## [Goal]
Collect every line below that contains the word "series" and copy each of those lines in full.

## [Material provided]
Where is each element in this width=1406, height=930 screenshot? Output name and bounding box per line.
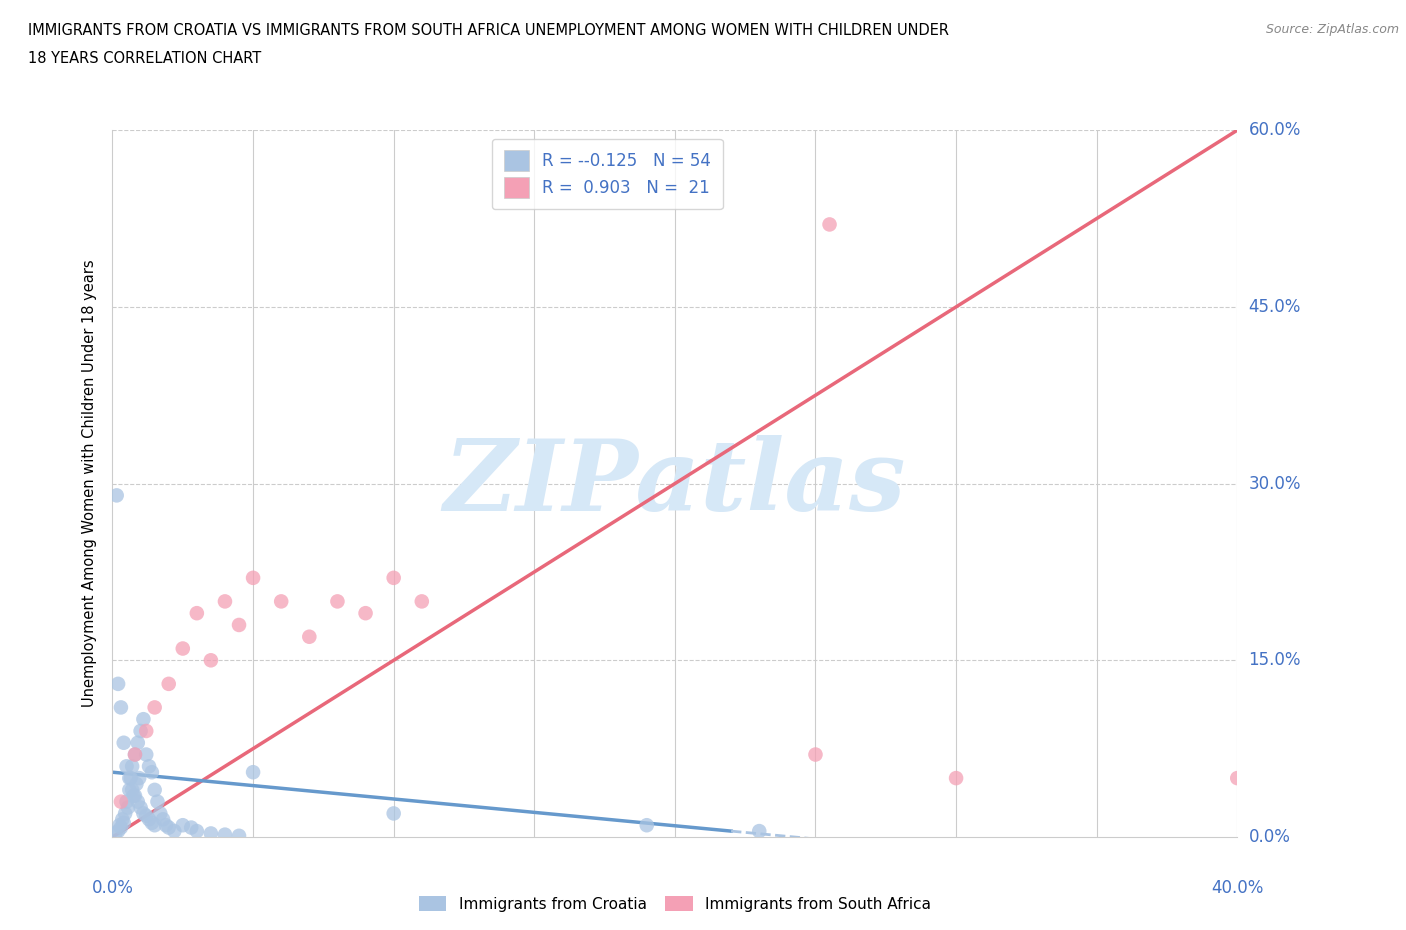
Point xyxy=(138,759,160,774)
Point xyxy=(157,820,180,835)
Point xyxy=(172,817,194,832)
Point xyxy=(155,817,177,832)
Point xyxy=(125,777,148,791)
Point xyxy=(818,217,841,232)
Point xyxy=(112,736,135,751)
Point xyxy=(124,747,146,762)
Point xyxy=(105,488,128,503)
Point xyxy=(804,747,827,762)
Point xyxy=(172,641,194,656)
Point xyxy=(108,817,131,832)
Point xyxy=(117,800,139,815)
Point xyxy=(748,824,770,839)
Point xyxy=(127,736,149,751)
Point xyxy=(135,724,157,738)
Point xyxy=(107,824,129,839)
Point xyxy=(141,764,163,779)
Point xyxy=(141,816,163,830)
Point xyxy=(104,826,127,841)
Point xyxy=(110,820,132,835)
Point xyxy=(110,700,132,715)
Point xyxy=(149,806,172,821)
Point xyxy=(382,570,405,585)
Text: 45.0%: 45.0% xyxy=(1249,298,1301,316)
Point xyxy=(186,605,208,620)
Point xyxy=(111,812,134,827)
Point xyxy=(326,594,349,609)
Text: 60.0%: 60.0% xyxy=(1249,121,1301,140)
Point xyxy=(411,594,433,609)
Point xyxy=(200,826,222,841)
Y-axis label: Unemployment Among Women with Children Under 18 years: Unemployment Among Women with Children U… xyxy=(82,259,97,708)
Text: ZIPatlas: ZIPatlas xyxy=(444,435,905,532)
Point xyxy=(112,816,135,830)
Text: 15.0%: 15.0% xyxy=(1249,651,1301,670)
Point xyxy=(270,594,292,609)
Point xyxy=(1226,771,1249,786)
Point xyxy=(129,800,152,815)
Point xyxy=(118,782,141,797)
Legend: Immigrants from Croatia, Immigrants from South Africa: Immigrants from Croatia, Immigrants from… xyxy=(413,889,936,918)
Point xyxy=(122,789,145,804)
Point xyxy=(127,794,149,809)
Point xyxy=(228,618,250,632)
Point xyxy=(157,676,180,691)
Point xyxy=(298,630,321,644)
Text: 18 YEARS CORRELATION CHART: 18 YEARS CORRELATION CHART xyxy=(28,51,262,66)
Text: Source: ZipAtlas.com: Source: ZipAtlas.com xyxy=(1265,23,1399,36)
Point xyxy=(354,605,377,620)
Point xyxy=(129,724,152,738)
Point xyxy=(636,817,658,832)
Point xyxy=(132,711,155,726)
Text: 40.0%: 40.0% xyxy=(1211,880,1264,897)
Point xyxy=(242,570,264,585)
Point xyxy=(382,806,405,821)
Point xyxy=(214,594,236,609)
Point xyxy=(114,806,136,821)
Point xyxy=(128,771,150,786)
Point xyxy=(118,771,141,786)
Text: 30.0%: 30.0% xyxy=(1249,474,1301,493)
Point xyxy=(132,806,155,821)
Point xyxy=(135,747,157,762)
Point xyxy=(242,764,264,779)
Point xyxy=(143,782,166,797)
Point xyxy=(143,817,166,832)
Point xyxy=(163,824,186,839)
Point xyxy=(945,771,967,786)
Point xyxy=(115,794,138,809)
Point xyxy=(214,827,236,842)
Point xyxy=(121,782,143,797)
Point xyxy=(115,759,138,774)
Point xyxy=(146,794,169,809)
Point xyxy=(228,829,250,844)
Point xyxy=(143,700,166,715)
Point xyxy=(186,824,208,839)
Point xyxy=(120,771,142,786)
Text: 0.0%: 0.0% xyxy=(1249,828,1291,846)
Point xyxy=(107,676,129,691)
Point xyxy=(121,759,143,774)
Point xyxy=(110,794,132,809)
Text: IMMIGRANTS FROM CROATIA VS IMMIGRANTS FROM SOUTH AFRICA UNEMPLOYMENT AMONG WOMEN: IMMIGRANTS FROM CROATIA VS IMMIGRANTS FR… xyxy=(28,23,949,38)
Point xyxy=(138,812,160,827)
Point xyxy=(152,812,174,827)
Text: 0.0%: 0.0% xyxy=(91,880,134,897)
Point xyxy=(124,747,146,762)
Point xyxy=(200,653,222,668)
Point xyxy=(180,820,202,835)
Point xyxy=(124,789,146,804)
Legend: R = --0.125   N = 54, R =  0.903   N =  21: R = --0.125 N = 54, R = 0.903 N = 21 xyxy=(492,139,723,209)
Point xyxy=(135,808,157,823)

* * *

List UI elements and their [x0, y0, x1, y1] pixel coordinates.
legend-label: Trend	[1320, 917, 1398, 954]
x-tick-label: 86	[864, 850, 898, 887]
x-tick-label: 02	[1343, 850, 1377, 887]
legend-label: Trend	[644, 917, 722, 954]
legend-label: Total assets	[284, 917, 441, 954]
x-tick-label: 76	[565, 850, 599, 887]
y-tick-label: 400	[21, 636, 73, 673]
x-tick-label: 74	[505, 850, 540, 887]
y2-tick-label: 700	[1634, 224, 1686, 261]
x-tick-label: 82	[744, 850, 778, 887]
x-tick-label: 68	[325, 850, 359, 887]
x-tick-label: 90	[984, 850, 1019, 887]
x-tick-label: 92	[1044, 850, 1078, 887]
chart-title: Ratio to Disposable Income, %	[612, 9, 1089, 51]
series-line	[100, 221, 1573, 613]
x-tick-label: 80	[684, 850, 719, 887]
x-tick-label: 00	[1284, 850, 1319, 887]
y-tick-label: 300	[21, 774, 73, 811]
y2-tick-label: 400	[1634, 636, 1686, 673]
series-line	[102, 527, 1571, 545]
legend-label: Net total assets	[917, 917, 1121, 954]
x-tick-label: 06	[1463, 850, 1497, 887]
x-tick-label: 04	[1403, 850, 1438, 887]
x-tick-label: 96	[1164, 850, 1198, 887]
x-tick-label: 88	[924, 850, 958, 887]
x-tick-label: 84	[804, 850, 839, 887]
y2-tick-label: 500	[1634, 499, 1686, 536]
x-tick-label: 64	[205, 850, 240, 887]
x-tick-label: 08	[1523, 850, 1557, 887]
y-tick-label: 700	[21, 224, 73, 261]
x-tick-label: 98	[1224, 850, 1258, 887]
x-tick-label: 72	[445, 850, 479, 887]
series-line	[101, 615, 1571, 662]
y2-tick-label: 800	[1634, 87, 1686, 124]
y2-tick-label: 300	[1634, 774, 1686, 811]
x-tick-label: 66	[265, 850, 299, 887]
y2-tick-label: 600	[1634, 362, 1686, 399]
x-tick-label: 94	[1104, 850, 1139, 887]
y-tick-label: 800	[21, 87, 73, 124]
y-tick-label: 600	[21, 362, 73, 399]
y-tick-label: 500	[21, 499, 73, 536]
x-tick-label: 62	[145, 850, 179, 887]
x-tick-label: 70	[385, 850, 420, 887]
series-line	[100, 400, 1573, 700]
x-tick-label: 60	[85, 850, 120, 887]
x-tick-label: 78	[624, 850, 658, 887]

* * *

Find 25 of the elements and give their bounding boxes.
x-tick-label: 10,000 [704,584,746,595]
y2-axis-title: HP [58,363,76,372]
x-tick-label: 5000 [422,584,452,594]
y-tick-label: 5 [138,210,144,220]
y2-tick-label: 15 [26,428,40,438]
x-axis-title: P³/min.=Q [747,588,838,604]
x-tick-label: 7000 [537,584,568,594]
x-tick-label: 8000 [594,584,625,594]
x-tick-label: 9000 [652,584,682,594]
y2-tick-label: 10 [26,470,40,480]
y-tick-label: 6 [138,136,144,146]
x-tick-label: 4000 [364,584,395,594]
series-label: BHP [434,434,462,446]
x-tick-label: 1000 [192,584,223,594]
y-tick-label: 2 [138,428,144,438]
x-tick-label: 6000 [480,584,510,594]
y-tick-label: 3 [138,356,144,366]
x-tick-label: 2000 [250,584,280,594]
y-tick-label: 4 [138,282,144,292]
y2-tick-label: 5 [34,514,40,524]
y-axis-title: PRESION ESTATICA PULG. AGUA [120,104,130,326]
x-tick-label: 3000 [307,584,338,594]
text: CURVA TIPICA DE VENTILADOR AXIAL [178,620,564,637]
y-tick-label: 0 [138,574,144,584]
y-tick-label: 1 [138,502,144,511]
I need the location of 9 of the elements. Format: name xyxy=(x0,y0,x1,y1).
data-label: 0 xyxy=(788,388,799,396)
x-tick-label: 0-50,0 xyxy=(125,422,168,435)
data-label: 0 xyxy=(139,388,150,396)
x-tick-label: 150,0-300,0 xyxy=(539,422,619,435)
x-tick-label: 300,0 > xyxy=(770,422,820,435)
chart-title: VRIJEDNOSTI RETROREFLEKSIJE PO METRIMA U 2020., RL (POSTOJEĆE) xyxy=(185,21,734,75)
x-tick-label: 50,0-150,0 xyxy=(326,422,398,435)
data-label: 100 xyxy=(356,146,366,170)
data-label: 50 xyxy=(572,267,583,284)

## [Complete answer]
series-line	[100, 221, 1573, 613]
series-line	[102, 527, 1571, 545]
series-line	[101, 615, 1571, 662]
series-line	[100, 400, 1573, 700]
series-label: BHP [434,434,462,446]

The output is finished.